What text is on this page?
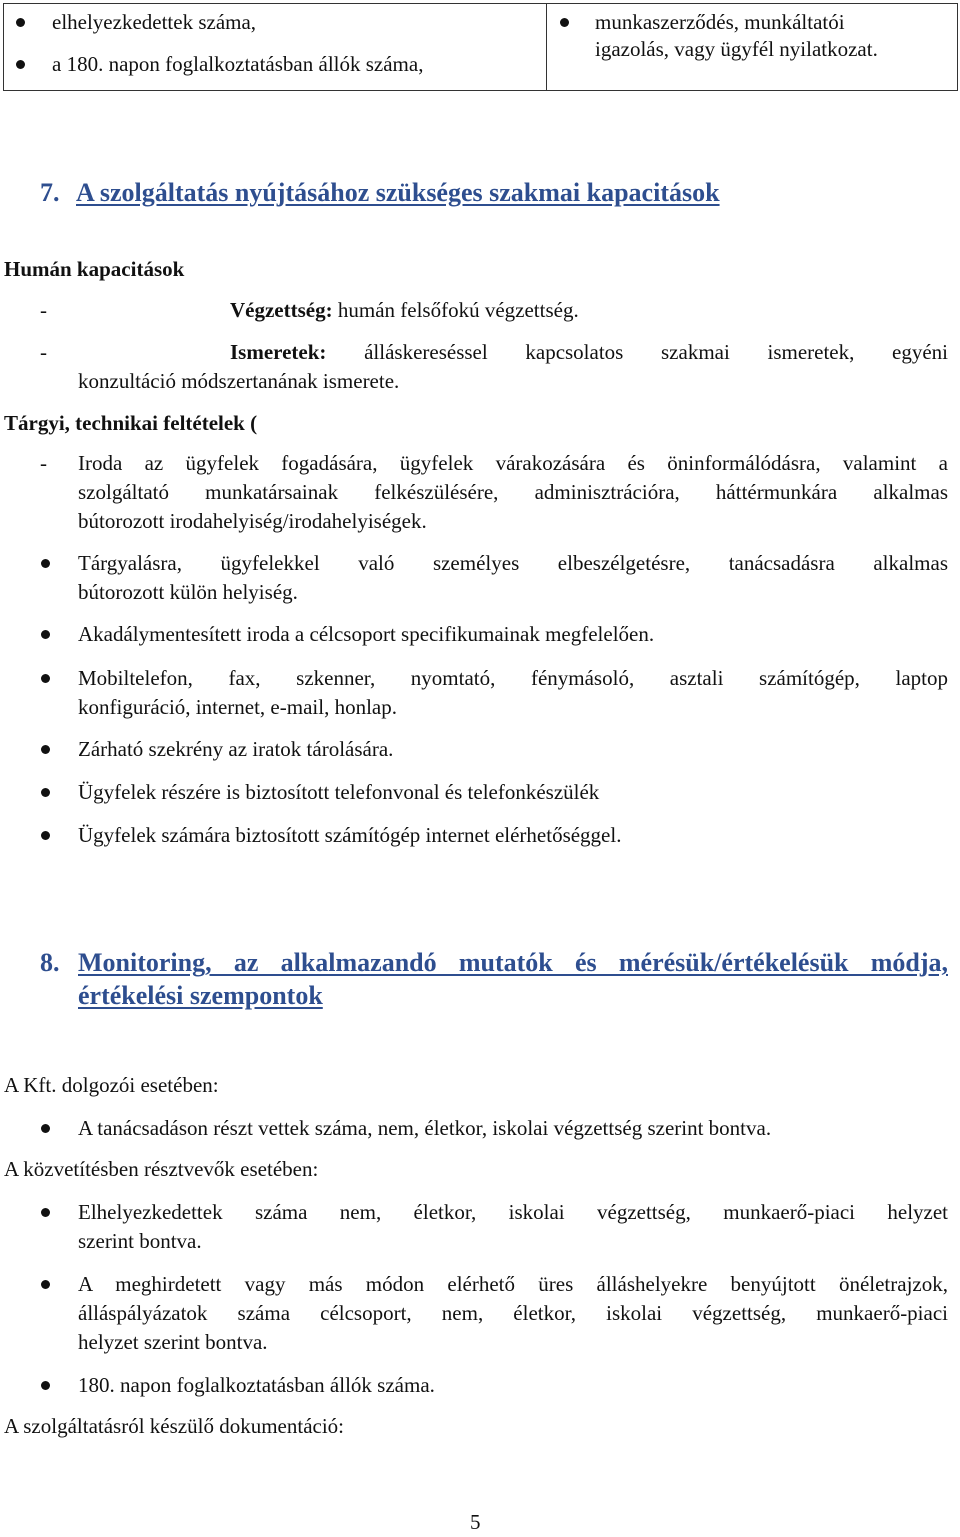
elhelyezkedettek száma,
a 180. napon foglalkoztatásban állók száma,
munkaszerződés, munkáltatói
igazolás, vagy ügyfél nyilatkozat.
7. A szolgáltatás nyújtásához szükséges szakmai kapacitások
Humán kapacitások
-	Végzettség: humán felsőfokú végzettség.
-	Ismeretek: álláskereséssel kapcsolatos szakmai ismeretek, egyéni
konzultáció módszertanának ismerete.
Tárgyi, technikai feltételek (
- Iroda az ügyfelek fogadására, ügyfelek várakozására és öninformálódásra, valamint a
szolgáltató munkatársainak felkészülésére, adminisztrációra, háttérmunkára alkalmas
bútorozott irodahelyiség/irodahelyiségek.
Tárgyalásra, ügyfelekkel való személyes elbeszélgetésre, tanácsadásra alkalmas
bútorozott külön helyiség.
Akadálymentesített iroda a célcsoport specifikumainak megfelelően.
Mobiltelefon, fax, szkenner, nyomtató, fénymásoló, asztali számítógép, laptop
konfiguráció, internet, e-mail, honlap.
Zárható szekrény az iratok tárolására.
Ügyfelek részére is biztosított telefonvonal és telefonkészülék
Ügyfelek számára biztosított számítógép internet elérhetőséggel.
8. Monitoring, az alkalmazandó mutatók és mérésük/értékelésük módja,
értékelési szempontok
A Kft. dolgozói esetében:
A tanácsadáson részt vettek száma, nem, életkor, iskolai végzettség szerint bontva.
A közvetítésben résztvevők esetében:
Elhelyezkedettek száma nem, életkor, iskolai végzettség, munkaerő-piaci helyzet
szerint bontva.
A meghirdetett vagy más módon elérhető üres álláshelyekre benyújtott önéletrajzok,
álláspályázatok száma célcsoport, nem, életkor, iskolai végzettség, munkaerő-piaci
helyzet szerint bontva.
180. napon foglalkoztatásban állók száma.
A szolgáltatásról készülő dokumentáció:
5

◇ ◇ ◇ ◇ ◇ ◇ ◇

## EXERCISE BRIEF
Gather up, from the records above, each line where the word "célcsoport" appears.

## EXERCISE OUTPUT
Akadálymentesített iroda a célcsoport specifikumainak megfelelően.
álláspályázatok száma célcsoport, nem, életkor, iskolai végzettség, munkaerő-piaci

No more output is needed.